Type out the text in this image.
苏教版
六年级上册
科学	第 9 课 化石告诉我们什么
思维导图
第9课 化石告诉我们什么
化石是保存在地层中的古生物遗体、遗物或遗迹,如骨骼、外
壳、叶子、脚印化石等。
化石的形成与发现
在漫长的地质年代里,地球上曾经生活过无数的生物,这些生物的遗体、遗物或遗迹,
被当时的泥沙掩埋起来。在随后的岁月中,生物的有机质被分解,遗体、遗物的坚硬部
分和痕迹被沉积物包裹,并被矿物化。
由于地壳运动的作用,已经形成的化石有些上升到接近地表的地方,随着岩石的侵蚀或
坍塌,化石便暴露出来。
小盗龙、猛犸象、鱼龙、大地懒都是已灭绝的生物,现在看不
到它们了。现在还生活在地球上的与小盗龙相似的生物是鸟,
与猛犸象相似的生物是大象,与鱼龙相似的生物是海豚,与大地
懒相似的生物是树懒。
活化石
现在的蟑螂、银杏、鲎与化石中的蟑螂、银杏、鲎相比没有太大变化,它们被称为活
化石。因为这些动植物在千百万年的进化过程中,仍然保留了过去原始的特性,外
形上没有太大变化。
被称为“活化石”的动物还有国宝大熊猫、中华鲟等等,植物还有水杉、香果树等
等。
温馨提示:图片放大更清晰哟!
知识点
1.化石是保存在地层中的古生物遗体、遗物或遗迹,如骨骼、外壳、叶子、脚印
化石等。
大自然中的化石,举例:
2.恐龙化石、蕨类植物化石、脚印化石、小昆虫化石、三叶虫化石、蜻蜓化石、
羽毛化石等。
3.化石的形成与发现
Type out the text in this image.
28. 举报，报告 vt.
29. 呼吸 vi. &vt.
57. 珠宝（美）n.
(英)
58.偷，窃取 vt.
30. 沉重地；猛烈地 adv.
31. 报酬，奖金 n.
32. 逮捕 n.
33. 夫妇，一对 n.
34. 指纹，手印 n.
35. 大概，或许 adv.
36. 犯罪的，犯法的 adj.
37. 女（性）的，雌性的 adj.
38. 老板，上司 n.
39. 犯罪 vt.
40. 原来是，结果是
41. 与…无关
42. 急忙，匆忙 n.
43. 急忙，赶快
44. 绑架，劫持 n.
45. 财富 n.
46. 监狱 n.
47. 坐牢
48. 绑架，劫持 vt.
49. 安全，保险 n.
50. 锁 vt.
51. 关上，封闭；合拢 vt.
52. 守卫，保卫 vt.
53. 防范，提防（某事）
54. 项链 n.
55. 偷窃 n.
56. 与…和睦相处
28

******

## [Aim]
Extract all of the data shown above without alteration.

## [Solution]
Type out the text in this image.
苏教版
六年级上册
科学	第 9 课 化石告诉我们什么
思维导图
第9课 化石告诉我们什么
化石是保存在地层中的古生物遗体、遗物或遗迹,如骨骼、外
壳、叶子、脚印化石等。
化石的形成与发现
在漫长的地质年代里,地球上曾经生活过无数的生物,这些生物的遗体、遗物或遗迹,
被当时的泥沙掩埋起来。在随后的岁月中,生物的有机质被分解,遗体、遗物的坚硬部
分和痕迹被沉积物包裹,并被矿物化。
由于地壳运动的作用,已经形成的化石有些上升到接近地表的地方,随着岩石的侵蚀或
坍塌,化石便暴露出来。
小盗龙、猛犸象、鱼龙、大地懒都是已灭绝的生物,现在看不
到它们了。现在还生活在地球上的与小盗龙相似的生物是鸟,
与猛犸象相似的生物是大象,与鱼龙相似的生物是海豚,与大地
懒相似的生物是树懒。
活化石
现在的蟑螂、银杏、鲎与化石中的蟑螂、银杏、鲎相比没有太大变化,它们被称为活
化石。因为这些动植物在千百万年的进化过程中,仍然保留了过去原始的特性,外
形上没有太大变化。
被称为“活化石”的动物还有国宝大熊猫、中华鲟等等,植物还有水杉、香果树等
等。
温馨提示:图片放大更清晰哟!
知识点
1.化石是保存在地层中的古生物遗体、遗物或遗迹,如骨骼、外壳、叶子、脚印
化石等。
大自然中的化石,举例:
2.恐龙化石、蕨类植物化石、脚印化石、小昆虫化石、三叶虫化石、蜻蜓化石、
羽毛化石等。
3.化石的形成与发现
Type out the text in this image.
28. 举报，报告 vt.
29. 呼吸 vi. &vt.
57. 珠宝（美）n.
(英)
58.偷，窃取 vt.
30. 沉重地；猛烈地 adv.
31. 报酬，奖金 n.
32. 逮捕 n.
33. 夫妇，一对 n.
34. 指纹，手印 n.
35. 大概，或许 adv.
36. 犯罪的，犯法的 adj.
37. 女（性）的，雌性的 adj.
38. 老板，上司 n.
39. 犯罪 vt.
40. 原来是，结果是
41. 与…无关
42. 急忙，匆忙 n.
43. 急忙，赶快
44. 绑架，劫持 n.
45. 财富 n.
46. 监狱 n.
47. 坐牢
48. 绑架，劫持 vt.
49. 安全，保险 n.
50. 锁 vt.
51. 关上，封闭；合拢 vt.
52. 守卫，保卫 vt.
53. 防范，提防（某事）
54. 项链 n.
55. 偷窃 n.
56. 与…和睦相处
28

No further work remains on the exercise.